- **Exercise instructions**
Exact copy required. Repeat the records, but keep the pictures out.

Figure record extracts
★ ★ ★

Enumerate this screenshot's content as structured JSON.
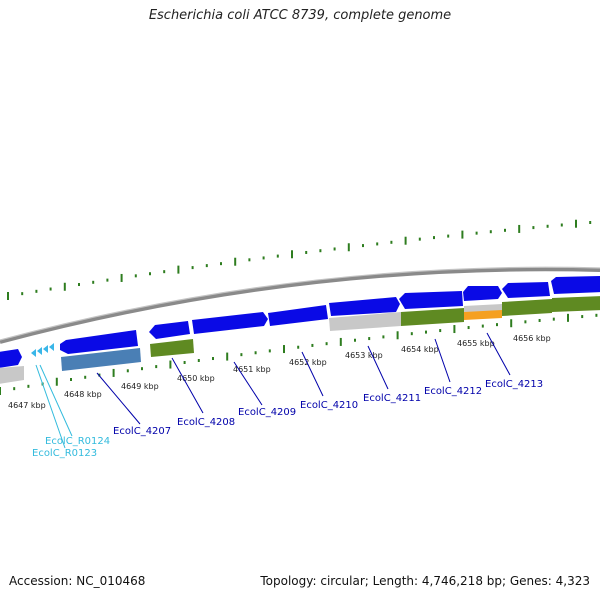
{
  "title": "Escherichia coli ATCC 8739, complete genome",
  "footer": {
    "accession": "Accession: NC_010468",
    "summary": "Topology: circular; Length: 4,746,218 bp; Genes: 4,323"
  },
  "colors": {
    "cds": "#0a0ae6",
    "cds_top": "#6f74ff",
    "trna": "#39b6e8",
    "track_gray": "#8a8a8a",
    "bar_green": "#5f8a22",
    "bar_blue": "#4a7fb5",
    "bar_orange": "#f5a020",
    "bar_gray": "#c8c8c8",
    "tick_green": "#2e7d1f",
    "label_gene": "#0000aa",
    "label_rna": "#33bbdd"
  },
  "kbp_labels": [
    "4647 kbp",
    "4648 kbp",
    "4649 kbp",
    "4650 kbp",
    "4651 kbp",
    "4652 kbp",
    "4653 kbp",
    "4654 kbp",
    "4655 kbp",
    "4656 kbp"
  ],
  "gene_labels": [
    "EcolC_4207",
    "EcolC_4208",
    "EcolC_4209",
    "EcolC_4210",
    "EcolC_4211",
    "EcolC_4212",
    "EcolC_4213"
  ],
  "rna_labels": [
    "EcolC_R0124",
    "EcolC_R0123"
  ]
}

★ ★ ★

- **Output below**
Enumerate this screenshot's content as structured JSON.
{
  "title": "Escherichia coli ATCC 8739, complete genome",
  "footer": {
    "accession": "Accession: NC_010468",
    "summary": "Topology: circular; Length: 4,746,218 bp; Genes: 4,323"
  },
  "colors": {
    "cds": "#0a0ae6",
    "cds_top": "#6f74ff",
    "trna": "#39b6e8",
    "track_gray": "#8a8a8a",
    "bar_green": "#5f8a22",
    "bar_blue": "#4a7fb5",
    "bar_orange": "#f5a020",
    "bar_gray": "#c8c8c8",
    "tick_green": "#2e7d1f",
    "label_gene": "#0000aa",
    "label_rna": "#33bbdd"
  },
  "kbp_labels": [
    "4647 kbp",
    "4648 kbp",
    "4649 kbp",
    "4650 kbp",
    "4651 kbp",
    "4652 kbp",
    "4653 kbp",
    "4654 kbp",
    "4655 kbp",
    "4656 kbp"
  ],
  "gene_labels": [
    "EcolC_4207",
    "EcolC_4208",
    "EcolC_4209",
    "EcolC_4210",
    "EcolC_4211",
    "EcolC_4212",
    "EcolC_4213"
  ],
  "rna_labels": [
    "EcolC_R0124",
    "EcolC_R0123"
  ]
}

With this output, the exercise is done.